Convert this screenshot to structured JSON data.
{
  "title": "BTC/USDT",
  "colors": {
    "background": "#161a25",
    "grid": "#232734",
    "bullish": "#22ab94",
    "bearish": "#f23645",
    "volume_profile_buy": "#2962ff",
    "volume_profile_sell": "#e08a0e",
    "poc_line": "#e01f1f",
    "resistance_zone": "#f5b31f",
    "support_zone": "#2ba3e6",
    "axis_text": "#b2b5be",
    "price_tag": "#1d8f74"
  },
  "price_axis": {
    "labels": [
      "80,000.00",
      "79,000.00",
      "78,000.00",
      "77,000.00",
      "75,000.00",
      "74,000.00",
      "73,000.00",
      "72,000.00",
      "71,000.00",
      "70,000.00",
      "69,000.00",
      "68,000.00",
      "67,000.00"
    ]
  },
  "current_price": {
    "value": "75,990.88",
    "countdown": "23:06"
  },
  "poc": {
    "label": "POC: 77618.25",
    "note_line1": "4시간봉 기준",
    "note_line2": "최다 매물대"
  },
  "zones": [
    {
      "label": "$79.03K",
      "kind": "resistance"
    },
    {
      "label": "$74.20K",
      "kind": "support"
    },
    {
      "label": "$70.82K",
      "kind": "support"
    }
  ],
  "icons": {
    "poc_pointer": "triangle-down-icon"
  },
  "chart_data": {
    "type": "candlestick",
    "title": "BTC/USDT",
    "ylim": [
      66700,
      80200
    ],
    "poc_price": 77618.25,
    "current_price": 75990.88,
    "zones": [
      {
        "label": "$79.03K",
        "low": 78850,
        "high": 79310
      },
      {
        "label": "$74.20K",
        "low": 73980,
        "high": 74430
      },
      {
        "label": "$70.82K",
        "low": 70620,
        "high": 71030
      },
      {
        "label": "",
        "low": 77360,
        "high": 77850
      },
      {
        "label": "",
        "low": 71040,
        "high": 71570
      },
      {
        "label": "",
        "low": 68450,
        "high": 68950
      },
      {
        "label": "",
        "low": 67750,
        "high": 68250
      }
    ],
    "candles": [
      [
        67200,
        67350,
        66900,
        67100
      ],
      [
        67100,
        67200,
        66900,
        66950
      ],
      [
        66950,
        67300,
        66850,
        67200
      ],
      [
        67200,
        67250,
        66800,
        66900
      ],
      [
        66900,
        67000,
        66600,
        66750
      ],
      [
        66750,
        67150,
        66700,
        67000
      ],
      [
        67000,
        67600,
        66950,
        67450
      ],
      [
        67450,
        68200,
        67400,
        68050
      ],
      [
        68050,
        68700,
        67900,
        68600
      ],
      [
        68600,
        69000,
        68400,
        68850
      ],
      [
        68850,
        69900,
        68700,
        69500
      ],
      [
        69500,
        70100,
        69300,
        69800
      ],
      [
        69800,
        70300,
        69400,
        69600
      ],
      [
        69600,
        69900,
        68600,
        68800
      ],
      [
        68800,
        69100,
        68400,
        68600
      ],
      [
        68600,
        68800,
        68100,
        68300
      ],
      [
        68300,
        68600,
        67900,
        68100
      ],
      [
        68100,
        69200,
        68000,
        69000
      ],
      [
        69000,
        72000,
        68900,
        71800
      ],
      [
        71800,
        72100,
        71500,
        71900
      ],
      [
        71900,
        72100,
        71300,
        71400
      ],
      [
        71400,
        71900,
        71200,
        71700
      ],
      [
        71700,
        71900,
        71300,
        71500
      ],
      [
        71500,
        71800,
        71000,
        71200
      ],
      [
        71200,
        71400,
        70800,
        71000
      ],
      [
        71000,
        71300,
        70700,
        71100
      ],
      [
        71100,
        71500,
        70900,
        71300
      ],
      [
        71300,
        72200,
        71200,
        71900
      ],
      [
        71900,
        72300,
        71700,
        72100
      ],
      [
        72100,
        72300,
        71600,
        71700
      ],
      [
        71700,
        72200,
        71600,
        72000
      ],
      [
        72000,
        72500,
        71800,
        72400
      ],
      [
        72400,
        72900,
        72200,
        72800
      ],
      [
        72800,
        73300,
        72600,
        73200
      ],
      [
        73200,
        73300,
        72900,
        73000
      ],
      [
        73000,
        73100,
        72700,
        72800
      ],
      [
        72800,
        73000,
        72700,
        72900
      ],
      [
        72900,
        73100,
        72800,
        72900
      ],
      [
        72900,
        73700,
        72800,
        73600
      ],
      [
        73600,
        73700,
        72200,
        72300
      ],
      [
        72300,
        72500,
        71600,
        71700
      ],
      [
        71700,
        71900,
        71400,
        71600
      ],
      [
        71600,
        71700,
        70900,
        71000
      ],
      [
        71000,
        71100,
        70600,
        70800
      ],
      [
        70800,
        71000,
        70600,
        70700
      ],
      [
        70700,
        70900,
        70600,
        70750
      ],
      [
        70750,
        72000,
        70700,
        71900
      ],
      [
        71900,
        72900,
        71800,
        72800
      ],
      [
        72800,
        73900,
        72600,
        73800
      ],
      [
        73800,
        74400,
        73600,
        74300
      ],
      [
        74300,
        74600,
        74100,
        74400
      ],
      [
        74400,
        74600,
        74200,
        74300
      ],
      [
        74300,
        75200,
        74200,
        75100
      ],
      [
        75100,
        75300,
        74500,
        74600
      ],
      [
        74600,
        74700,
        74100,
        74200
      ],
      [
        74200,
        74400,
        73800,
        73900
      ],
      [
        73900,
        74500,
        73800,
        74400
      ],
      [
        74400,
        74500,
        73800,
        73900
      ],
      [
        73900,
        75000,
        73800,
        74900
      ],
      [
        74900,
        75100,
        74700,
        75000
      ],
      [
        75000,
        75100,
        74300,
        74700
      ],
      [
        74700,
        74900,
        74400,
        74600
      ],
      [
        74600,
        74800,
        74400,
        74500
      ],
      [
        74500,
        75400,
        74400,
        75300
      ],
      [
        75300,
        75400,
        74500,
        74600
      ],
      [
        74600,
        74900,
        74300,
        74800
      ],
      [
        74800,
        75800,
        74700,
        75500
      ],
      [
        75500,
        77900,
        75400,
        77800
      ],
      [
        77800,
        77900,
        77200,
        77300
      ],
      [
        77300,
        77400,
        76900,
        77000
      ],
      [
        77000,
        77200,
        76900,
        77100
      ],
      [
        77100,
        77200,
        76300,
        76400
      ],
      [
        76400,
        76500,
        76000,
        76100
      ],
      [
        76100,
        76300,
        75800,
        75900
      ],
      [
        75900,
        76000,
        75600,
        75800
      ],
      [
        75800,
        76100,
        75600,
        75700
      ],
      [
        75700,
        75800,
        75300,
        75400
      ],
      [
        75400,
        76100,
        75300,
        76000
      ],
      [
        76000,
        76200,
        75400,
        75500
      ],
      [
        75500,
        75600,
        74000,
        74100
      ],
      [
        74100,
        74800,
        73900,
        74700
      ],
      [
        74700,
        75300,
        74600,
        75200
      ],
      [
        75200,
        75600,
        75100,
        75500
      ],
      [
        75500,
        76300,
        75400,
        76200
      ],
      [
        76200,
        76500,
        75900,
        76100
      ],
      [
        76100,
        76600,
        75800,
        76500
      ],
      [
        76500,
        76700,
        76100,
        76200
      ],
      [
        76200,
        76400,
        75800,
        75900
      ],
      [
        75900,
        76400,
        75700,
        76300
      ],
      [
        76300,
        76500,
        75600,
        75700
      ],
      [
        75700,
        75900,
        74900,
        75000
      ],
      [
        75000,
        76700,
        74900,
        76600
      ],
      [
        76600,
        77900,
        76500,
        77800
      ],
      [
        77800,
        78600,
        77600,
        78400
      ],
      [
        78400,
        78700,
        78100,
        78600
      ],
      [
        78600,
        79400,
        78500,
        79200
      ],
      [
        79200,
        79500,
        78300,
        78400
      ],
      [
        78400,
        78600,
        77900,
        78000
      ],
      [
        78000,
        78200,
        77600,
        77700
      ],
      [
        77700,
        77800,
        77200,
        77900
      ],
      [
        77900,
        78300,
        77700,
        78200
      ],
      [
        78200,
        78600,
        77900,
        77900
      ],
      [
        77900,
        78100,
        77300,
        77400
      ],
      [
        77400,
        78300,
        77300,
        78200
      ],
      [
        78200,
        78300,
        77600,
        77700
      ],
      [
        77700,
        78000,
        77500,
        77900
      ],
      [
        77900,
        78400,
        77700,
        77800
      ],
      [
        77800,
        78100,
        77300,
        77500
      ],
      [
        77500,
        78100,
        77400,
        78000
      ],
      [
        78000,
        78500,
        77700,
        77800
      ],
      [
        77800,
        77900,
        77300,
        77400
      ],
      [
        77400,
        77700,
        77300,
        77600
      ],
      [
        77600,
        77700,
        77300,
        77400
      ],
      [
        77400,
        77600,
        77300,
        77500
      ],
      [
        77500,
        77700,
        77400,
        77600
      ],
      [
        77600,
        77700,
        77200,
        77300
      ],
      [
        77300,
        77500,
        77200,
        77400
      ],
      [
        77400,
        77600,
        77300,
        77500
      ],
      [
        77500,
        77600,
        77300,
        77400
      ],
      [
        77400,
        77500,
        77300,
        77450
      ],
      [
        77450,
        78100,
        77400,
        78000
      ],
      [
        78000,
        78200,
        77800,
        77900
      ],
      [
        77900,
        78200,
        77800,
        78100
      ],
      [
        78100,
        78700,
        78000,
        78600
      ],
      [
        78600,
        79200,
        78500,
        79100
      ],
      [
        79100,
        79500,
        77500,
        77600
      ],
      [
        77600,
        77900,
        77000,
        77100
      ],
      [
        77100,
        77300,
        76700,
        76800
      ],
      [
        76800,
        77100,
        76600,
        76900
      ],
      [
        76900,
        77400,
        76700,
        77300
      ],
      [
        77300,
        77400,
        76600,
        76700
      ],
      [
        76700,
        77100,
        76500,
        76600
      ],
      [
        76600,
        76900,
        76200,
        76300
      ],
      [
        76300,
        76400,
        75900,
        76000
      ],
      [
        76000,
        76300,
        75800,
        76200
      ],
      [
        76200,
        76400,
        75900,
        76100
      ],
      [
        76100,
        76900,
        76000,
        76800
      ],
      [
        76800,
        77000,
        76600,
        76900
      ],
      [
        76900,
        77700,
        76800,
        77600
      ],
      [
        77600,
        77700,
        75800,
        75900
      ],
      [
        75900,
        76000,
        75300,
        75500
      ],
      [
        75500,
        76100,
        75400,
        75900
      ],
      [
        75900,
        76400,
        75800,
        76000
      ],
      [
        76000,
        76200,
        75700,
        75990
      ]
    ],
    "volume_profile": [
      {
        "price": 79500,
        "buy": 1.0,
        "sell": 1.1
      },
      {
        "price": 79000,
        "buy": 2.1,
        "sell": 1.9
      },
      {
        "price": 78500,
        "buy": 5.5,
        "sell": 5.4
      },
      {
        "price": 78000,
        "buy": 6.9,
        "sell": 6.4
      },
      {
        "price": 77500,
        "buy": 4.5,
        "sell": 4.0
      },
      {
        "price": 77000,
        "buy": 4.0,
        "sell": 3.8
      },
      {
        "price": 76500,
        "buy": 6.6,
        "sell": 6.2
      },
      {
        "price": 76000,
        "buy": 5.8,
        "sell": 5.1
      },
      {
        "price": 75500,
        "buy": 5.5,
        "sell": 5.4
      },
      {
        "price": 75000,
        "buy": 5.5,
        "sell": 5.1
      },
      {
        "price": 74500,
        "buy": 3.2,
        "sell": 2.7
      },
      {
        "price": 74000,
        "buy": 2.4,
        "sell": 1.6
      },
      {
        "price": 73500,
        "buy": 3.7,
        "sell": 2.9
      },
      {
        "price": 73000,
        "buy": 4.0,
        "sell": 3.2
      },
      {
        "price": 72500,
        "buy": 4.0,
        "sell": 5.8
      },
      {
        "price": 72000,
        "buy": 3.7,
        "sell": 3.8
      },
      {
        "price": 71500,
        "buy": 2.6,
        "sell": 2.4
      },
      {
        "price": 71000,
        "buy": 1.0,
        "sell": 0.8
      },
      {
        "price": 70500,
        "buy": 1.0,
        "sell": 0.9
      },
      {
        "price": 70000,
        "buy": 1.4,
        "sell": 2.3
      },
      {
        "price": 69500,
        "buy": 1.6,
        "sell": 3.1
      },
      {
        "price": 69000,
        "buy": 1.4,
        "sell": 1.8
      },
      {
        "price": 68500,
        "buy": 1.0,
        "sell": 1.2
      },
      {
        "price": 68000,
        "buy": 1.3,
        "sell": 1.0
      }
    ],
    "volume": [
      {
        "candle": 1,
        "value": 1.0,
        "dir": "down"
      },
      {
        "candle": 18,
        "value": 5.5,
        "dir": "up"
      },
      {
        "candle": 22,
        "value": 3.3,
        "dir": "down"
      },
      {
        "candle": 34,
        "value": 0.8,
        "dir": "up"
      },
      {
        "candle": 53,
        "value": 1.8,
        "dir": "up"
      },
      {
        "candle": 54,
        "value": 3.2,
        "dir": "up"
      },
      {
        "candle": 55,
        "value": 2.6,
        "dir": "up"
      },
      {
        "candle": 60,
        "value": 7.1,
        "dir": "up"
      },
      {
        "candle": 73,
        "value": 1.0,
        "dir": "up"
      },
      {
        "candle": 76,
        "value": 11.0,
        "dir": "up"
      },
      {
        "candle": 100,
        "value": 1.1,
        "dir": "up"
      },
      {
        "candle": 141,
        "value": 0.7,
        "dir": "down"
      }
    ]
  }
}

### WHAT THE TASK ASKS
Single out each line of the records above with the string "high" in it, and copy it.

### ANSWER TO THIS EXERCISE
        "high": 79310
        "high": 74430
        "high": 71030
        "high": 77850
        "high": 71570
        "high": 68950
        "high": 68250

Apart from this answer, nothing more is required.